_Data extract_.
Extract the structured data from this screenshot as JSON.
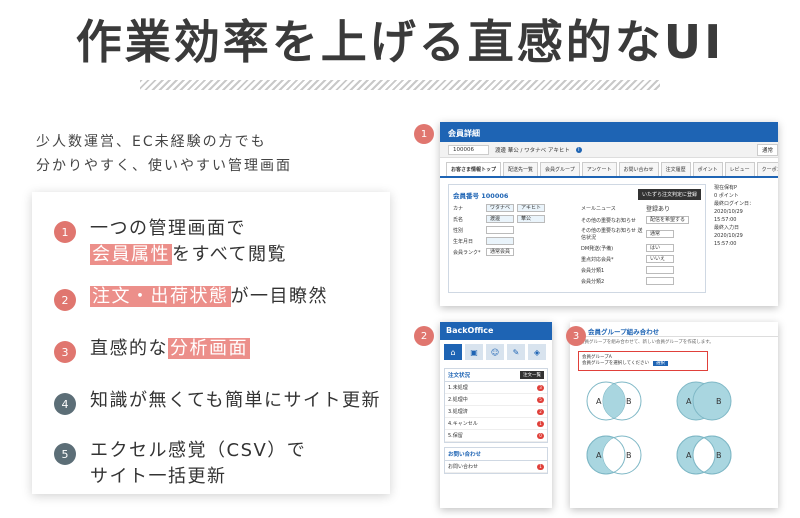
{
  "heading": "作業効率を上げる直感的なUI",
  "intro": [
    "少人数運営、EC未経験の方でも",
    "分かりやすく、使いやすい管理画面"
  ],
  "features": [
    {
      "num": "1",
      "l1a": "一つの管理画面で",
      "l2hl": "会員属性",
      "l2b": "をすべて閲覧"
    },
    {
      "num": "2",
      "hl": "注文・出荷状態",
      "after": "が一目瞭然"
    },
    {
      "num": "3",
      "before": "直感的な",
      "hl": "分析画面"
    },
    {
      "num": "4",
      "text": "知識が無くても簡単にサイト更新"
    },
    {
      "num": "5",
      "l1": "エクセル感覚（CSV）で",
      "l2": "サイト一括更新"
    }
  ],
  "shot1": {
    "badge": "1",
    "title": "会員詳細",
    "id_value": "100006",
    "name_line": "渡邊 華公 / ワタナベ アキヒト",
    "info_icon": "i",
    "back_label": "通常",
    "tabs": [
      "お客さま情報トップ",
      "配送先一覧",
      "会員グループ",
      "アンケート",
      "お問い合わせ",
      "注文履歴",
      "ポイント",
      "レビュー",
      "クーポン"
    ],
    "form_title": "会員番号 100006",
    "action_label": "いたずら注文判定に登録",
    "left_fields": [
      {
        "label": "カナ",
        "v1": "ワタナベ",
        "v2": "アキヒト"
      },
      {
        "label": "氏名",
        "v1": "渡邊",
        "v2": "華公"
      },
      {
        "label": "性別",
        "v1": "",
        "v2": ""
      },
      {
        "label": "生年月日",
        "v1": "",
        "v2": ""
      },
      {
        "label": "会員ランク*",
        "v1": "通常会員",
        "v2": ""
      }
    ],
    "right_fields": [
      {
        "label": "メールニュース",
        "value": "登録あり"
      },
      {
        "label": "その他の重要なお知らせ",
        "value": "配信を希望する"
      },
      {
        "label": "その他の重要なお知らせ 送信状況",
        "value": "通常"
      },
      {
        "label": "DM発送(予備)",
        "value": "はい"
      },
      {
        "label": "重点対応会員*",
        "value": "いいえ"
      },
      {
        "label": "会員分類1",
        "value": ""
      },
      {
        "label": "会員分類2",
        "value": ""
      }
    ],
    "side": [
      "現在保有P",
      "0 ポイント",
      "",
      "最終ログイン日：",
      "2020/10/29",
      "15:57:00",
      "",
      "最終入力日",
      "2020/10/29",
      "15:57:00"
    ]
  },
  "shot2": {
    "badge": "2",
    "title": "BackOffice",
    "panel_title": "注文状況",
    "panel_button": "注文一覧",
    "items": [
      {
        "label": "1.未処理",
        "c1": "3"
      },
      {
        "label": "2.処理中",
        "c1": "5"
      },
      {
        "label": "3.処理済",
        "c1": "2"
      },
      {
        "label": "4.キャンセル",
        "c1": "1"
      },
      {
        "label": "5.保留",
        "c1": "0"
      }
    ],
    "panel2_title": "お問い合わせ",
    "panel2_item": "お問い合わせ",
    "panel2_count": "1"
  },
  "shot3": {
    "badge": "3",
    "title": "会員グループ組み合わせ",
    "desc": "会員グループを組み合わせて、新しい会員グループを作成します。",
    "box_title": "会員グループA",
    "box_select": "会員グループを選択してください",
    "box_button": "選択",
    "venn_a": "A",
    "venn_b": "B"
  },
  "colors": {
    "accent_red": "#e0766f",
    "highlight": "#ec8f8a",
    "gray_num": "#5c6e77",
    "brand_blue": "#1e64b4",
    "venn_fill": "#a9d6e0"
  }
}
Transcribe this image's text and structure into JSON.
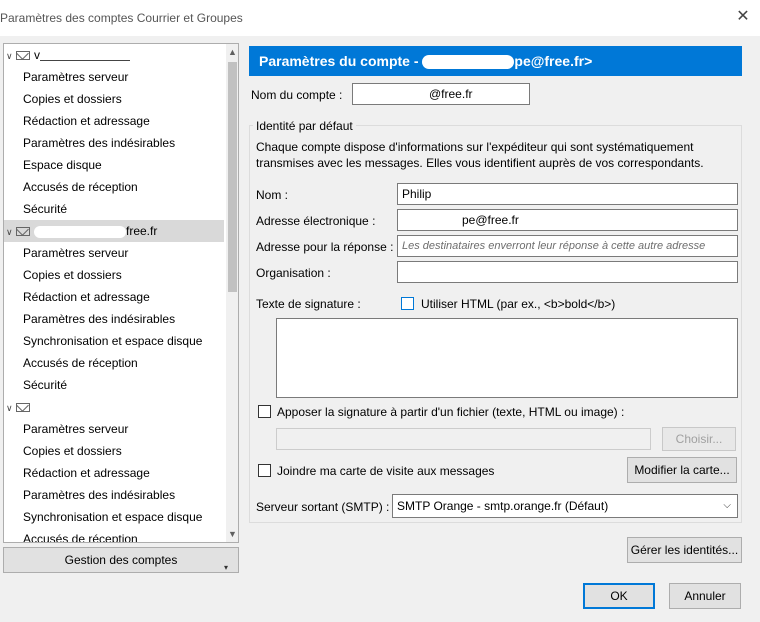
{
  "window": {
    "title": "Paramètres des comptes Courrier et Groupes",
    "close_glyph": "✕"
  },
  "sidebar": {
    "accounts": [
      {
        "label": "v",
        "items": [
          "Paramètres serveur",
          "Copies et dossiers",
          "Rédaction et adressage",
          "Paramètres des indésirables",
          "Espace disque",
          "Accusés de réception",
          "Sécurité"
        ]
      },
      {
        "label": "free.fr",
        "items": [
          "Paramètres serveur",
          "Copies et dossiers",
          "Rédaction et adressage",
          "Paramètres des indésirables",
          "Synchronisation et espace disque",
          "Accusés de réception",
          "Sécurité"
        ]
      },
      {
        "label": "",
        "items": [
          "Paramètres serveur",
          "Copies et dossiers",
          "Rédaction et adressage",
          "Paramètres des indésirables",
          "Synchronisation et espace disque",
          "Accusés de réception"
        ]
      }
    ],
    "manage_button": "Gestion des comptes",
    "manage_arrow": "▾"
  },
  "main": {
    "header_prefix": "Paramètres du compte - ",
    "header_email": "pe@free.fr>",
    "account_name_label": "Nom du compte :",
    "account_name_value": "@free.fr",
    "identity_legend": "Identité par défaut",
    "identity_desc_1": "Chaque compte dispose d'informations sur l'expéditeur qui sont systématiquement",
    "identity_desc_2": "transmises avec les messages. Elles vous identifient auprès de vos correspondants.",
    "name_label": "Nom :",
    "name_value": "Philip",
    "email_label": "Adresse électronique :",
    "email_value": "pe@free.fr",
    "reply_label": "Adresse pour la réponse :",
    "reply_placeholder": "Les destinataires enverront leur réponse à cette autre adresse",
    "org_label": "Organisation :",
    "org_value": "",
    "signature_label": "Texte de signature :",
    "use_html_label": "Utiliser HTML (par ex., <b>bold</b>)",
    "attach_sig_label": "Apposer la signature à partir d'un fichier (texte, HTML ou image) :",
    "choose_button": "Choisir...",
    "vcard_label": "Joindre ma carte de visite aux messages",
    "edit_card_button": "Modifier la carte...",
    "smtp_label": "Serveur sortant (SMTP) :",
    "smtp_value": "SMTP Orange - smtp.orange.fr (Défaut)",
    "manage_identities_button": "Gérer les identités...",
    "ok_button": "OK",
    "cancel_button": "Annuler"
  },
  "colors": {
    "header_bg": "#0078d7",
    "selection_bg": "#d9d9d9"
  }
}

---

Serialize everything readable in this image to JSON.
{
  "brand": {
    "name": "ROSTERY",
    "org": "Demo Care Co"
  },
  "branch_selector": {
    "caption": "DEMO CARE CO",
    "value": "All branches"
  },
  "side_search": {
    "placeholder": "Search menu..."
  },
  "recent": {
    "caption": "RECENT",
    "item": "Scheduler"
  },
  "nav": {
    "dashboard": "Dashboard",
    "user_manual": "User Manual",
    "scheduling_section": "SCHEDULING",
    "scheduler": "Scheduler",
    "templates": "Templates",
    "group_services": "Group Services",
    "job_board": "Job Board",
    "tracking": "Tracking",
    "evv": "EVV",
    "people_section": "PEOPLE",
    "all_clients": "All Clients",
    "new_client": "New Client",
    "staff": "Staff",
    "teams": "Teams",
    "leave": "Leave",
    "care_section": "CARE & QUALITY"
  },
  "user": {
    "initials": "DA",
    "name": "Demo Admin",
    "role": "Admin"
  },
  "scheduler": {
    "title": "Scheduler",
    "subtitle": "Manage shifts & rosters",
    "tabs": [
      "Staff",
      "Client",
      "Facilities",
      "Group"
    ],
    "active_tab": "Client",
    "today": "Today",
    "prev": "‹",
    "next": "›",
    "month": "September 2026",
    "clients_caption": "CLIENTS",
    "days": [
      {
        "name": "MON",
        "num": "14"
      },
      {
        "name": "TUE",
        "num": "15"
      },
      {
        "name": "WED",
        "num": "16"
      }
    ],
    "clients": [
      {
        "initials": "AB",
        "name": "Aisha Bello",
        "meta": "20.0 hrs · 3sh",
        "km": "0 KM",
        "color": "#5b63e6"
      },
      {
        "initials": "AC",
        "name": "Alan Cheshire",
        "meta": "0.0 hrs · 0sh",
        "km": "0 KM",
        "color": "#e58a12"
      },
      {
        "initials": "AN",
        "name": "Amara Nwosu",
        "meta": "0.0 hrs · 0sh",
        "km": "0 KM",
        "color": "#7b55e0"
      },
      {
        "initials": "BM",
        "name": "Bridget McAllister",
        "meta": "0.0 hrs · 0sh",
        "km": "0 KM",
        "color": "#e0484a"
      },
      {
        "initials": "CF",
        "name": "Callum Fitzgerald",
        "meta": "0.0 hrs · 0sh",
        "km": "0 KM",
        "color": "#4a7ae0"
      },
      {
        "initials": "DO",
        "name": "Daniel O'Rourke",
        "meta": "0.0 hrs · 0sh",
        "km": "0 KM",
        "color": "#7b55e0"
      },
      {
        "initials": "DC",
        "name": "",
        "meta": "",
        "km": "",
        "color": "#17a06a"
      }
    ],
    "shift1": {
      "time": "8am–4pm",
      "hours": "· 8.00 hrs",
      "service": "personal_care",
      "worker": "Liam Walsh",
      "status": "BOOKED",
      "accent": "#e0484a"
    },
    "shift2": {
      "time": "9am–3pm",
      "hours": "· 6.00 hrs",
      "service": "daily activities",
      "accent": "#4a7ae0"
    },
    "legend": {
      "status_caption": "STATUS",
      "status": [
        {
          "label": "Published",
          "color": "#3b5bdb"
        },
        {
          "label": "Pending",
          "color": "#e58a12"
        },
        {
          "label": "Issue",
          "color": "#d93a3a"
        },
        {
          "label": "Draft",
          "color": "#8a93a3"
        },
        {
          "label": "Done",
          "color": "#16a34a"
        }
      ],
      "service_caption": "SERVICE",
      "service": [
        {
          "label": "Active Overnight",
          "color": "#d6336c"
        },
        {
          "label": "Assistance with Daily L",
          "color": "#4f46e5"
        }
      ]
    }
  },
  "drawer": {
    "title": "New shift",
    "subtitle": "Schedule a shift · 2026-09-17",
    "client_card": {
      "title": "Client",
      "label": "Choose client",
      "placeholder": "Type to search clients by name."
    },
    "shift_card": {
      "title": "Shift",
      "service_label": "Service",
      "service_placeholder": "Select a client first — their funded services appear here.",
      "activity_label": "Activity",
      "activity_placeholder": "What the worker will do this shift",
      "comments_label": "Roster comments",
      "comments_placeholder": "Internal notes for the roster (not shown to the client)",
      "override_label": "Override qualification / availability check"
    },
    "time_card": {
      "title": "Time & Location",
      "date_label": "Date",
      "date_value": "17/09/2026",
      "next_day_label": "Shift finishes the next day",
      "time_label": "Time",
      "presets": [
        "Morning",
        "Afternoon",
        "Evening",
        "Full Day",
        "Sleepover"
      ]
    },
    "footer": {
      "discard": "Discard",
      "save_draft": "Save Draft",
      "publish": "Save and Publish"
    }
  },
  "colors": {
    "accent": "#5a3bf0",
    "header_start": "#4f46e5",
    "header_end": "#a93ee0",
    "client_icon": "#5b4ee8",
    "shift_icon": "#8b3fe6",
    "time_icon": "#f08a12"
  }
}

_Problem to solve_. Look for "subtitle" and pull out every line that has it.

_Answer to this problem_.
    "subtitle": "Manage shifts & rosters",
    "subtitle": "Schedule a shift · 2026-09-17",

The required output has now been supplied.